:: Input material ::
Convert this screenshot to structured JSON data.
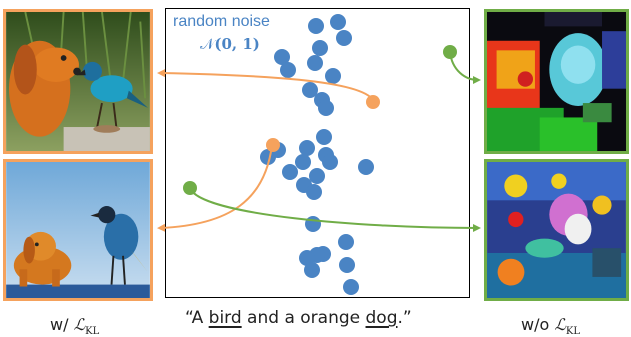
{
  "noise_label": "random noise",
  "dist_label": {
    "N": "𝒩",
    "args": "(0, 1)"
  },
  "left_caption": {
    "prefix": "w/",
    "L": "ℒ",
    "sub": "KL"
  },
  "right_caption": {
    "prefix": "w/o",
    "L": "ℒ",
    "sub": "KL"
  },
  "prompt": {
    "open": "“A ",
    "word1": "bird",
    "middle": " and a orange ",
    "word2": "dog",
    "close": ".”"
  },
  "colors": {
    "noise_dot": "#4a84c4",
    "orange": "#f5a25d",
    "green": "#70ad47"
  },
  "images": [
    {
      "name": "dog-and-bird-photo",
      "side": "left"
    },
    {
      "name": "dog-and-bird-photo-2",
      "side": "left"
    },
    {
      "name": "noisy-colorful-image",
      "side": "right"
    },
    {
      "name": "noisy-colorful-image-2",
      "side": "right"
    }
  ]
}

:: Directions for this task ::
Set the pictures aside and transcribe the data above exactly.

:: Written reply ::
Convert this screenshot to structured JSON data.
{
  "noise_label": "random noise",
  "dist_label": {
    "N": "𝒩",
    "args": "(0, 1)"
  },
  "left_caption": {
    "prefix": "w/",
    "L": "ℒ",
    "sub": "KL"
  },
  "right_caption": {
    "prefix": "w/o",
    "L": "ℒ",
    "sub": "KL"
  },
  "prompt": {
    "open": "“A ",
    "word1": "bird",
    "middle": " and a orange ",
    "word2": "dog",
    "close": ".”"
  },
  "colors": {
    "noise_dot": "#4a84c4",
    "orange": "#f5a25d",
    "green": "#70ad47"
  },
  "images": [
    {
      "name": "dog-and-bird-photo",
      "side": "left"
    },
    {
      "name": "dog-and-bird-photo-2",
      "side": "left"
    },
    {
      "name": "noisy-colorful-image",
      "side": "right"
    },
    {
      "name": "noisy-colorful-image-2",
      "side": "right"
    }
  ]
}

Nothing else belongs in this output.